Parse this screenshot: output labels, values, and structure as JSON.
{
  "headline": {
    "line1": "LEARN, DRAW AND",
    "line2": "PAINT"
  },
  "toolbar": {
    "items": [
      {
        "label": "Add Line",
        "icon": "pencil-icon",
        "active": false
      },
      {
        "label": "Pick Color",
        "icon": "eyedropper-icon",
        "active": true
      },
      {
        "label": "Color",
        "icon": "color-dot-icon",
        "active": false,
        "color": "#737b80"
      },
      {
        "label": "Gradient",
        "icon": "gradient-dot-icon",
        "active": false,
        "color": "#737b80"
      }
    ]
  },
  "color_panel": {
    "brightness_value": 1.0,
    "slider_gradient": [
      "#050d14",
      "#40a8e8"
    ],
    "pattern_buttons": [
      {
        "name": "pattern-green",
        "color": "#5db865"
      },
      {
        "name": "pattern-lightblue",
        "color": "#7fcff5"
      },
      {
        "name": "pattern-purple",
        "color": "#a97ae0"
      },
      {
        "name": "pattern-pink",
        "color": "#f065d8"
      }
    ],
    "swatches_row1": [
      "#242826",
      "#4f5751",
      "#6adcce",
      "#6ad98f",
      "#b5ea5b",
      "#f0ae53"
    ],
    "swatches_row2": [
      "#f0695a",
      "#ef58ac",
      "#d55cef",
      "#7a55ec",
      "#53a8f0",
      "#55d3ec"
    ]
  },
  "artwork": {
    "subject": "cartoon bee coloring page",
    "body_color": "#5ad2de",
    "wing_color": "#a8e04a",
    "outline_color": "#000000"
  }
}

• [What is required]
Scan the entries above for the word "active" and collect each line holding it.

• [The reply]
        "active": false
        "active": true
        "active": false,
        "active": false,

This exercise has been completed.